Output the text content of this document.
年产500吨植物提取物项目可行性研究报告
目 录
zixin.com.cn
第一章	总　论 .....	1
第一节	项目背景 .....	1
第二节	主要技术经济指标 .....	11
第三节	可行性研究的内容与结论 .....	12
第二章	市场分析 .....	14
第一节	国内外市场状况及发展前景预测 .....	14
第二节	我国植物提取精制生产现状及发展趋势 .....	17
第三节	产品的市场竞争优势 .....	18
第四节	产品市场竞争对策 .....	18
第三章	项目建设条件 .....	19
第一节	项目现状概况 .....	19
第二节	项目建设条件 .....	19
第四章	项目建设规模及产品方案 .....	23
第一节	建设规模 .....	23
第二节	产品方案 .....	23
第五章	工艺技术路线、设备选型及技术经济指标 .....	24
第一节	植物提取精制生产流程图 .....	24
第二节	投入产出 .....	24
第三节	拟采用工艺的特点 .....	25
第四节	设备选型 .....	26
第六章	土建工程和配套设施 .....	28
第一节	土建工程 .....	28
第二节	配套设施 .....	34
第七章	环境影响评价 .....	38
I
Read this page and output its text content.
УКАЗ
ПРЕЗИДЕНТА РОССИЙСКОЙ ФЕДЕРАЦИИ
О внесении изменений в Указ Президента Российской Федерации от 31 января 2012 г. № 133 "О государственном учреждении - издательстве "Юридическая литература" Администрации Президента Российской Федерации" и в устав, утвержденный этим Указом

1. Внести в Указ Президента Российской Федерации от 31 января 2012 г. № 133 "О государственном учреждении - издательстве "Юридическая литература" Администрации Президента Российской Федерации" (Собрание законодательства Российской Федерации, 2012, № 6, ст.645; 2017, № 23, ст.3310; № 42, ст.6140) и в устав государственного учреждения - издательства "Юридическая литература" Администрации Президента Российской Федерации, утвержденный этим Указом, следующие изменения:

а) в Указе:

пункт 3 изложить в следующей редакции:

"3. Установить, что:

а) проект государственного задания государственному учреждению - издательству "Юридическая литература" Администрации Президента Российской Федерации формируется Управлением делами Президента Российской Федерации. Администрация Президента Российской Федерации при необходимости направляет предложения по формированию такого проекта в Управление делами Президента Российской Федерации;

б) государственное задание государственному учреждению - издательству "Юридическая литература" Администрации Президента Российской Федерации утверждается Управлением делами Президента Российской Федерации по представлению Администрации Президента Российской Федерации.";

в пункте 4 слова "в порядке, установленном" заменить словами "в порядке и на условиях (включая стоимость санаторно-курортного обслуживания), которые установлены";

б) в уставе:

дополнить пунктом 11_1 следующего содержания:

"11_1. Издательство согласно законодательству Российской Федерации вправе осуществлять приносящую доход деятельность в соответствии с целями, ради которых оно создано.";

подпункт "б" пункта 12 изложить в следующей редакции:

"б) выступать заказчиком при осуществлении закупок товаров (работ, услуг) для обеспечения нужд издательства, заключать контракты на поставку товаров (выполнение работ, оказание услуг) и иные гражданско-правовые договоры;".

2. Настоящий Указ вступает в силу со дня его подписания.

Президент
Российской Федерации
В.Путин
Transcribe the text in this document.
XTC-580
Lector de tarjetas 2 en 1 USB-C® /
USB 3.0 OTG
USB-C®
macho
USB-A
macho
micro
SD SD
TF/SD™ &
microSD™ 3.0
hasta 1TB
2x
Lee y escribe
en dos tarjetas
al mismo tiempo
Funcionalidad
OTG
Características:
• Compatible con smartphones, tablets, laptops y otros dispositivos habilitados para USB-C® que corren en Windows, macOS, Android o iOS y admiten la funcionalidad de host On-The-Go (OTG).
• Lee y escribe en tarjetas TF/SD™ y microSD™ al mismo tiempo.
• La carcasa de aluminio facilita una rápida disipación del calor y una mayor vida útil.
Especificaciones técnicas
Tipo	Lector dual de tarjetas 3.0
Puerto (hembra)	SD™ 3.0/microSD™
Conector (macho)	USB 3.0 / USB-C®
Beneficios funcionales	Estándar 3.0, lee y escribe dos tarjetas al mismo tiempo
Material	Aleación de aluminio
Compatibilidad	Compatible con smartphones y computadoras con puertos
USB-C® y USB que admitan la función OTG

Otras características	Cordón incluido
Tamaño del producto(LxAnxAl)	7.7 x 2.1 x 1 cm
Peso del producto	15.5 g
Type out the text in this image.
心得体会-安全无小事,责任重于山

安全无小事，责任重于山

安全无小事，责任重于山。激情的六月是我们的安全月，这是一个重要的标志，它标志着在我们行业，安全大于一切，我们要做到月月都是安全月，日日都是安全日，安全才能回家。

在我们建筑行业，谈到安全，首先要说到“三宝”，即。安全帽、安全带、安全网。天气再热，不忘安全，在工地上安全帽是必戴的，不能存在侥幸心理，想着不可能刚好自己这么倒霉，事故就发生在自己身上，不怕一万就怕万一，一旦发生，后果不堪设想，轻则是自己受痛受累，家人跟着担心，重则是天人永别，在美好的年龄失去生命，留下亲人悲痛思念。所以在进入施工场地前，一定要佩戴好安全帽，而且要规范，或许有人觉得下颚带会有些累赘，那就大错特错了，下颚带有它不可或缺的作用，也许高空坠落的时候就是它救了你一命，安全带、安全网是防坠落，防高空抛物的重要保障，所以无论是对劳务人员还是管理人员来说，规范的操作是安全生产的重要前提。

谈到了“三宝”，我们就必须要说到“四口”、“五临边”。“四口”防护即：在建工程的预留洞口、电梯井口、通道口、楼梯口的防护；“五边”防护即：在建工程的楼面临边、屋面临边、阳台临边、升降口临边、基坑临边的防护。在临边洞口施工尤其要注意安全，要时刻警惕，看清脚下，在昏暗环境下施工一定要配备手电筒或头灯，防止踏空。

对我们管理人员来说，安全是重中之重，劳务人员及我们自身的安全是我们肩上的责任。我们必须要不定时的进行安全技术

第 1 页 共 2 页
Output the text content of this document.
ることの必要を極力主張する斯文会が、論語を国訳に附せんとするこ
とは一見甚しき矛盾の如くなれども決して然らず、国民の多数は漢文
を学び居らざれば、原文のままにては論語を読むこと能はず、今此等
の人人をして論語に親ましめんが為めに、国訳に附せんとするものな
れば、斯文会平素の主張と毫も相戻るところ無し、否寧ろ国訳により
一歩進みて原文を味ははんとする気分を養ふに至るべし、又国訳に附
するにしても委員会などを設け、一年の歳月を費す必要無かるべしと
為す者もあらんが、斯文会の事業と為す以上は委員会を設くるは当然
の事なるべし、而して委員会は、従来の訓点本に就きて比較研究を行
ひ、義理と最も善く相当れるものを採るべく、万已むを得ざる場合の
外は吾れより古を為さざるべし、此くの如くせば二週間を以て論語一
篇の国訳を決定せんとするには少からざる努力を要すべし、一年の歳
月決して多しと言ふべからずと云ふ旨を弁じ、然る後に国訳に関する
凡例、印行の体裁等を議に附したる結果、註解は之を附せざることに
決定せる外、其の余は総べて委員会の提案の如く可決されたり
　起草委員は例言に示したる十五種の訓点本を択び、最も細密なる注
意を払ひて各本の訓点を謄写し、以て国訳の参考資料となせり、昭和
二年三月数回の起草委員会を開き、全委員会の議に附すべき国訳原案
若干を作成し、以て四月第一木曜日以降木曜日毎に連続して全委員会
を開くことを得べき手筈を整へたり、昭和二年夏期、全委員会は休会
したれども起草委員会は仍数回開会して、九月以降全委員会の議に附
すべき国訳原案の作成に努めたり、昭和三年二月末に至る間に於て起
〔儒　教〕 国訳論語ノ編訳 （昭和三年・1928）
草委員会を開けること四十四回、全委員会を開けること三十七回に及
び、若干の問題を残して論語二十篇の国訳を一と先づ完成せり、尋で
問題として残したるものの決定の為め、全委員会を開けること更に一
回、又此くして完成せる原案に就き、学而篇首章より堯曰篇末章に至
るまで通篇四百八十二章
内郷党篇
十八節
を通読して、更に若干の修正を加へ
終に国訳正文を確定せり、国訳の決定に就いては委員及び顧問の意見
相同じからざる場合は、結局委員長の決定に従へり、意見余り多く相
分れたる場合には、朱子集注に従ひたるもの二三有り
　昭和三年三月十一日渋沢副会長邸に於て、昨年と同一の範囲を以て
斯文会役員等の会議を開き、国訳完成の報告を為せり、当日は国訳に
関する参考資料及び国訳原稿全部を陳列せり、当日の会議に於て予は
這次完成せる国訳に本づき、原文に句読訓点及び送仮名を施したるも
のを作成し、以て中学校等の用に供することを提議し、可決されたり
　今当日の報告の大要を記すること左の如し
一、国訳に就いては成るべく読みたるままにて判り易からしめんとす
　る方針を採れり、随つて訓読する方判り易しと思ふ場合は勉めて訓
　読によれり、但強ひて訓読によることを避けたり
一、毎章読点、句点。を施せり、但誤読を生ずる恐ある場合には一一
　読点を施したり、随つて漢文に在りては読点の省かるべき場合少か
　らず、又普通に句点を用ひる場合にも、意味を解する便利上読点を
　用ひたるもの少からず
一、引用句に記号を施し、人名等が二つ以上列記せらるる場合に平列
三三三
------------------------------------------------------------
How many lines of the data contain the word "microSD"? Answer with the number alone.

3